>> start

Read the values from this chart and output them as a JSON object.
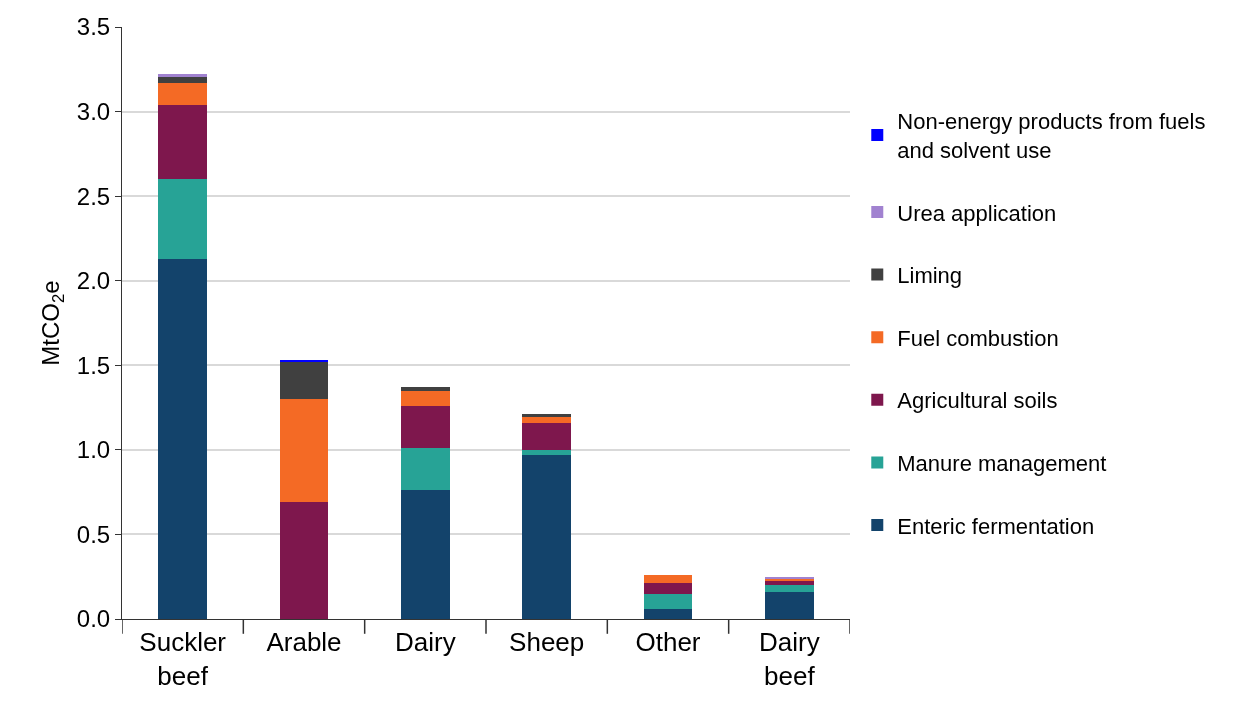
{
  "chart_data": {
    "type": "bar",
    "stacked": true,
    "ylabel": "MtCO$_{2}$e",
    "categories": [
      "Suckler beef",
      "Arable",
      "Dairy",
      "Sheep",
      "Other",
      "Dairy beef"
    ],
    "series": [
      {
        "name": "Enteric fermentation",
        "color": "#13436b",
        "values": [
          2.13,
          0,
          0.76,
          0.97,
          0.06,
          0.16
        ]
      },
      {
        "name": "Manure management",
        "color": "#27a396",
        "values": [
          0.47,
          0,
          0.25,
          0.03,
          0.09,
          0.04
        ]
      },
      {
        "name": "Agricultural soils",
        "color": "#7e174d",
        "values": [
          0.44,
          0.69,
          0.25,
          0.16,
          0.06,
          0.03
        ]
      },
      {
        "name": "Fuel combustion",
        "color": "#f46a25",
        "values": [
          0.13,
          0.61,
          0.09,
          0.04,
          0.05,
          0.01
        ]
      },
      {
        "name": "Liming",
        "color": "#404040",
        "values": [
          0.04,
          0.22,
          0.02,
          0.01,
          0,
          0
        ]
      },
      {
        "name": "Urea application",
        "color": "#a182d0",
        "values": [
          0.01,
          0,
          0,
          0,
          0,
          0.01
        ]
      },
      {
        "name": "Non-energy products from fuels and solvent use",
        "color": "#0000ff",
        "values": [
          0,
          0.01,
          0,
          0,
          0,
          0
        ]
      }
    ],
    "ylim": [
      0,
      3.5
    ],
    "yticks": [
      {
        "value": 0,
        "label": "0.0"
      },
      {
        "value": 0.5,
        "label": "0.5"
      },
      {
        "value": 1,
        "label": "1.0"
      },
      {
        "value": 1.5,
        "label": "1.5"
      },
      {
        "value": 2,
        "label": "2.0"
      },
      {
        "value": 2.5,
        "label": "2.5"
      },
      {
        "value": 3,
        "label": "3.0"
      },
      {
        "value": 3.5,
        "label": "3.5"
      }
    ],
    "grid": "y",
    "legend": "right"
  }
}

>> end

▶ [Exercise prompt]: Write out the whole listing again, exactly, with no pictures.

▶ [Answer for this exercise]:
Read the values from this chart and output them as a JSON object.
{
  "chart_data": {
    "type": "bar",
    "stacked": true,
    "ylabel": "MtCO$_{2}$e",
    "categories": [
      "Suckler beef",
      "Arable",
      "Dairy",
      "Sheep",
      "Other",
      "Dairy beef"
    ],
    "series": [
      {
        "name": "Enteric fermentation",
        "color": "#13436b",
        "values": [
          2.13,
          0,
          0.76,
          0.97,
          0.06,
          0.16
        ]
      },
      {
        "name": "Manure management",
        "color": "#27a396",
        "values": [
          0.47,
          0,
          0.25,
          0.03,
          0.09,
          0.04
        ]
      },
      {
        "name": "Agricultural soils",
        "color": "#7e174d",
        "values": [
          0.44,
          0.69,
          0.25,
          0.16,
          0.06,
          0.03
        ]
      },
      {
        "name": "Fuel combustion",
        "color": "#f46a25",
        "values": [
          0.13,
          0.61,
          0.09,
          0.04,
          0.05,
          0.01
        ]
      },
      {
        "name": "Liming",
        "color": "#404040",
        "values": [
          0.04,
          0.22,
          0.02,
          0.01,
          0,
          0
        ]
      },
      {
        "name": "Urea application",
        "color": "#a182d0",
        "values": [
          0.01,
          0,
          0,
          0,
          0,
          0.01
        ]
      },
      {
        "name": "Non-energy products from fuels and solvent use",
        "color": "#0000ff",
        "values": [
          0,
          0.01,
          0,
          0,
          0,
          0
        ]
      }
    ],
    "ylim": [
      0,
      3.5
    ],
    "yticks": [
      {
        "value": 0,
        "label": "0.0"
      },
      {
        "value": 0.5,
        "label": "0.5"
      },
      {
        "value": 1,
        "label": "1.0"
      },
      {
        "value": 1.5,
        "label": "1.5"
      },
      {
        "value": 2,
        "label": "2.0"
      },
      {
        "value": 2.5,
        "label": "2.5"
      },
      {
        "value": 3,
        "label": "3.0"
      },
      {
        "value": 3.5,
        "label": "3.5"
      }
    ],
    "grid": "y",
    "legend": "right"
  }
}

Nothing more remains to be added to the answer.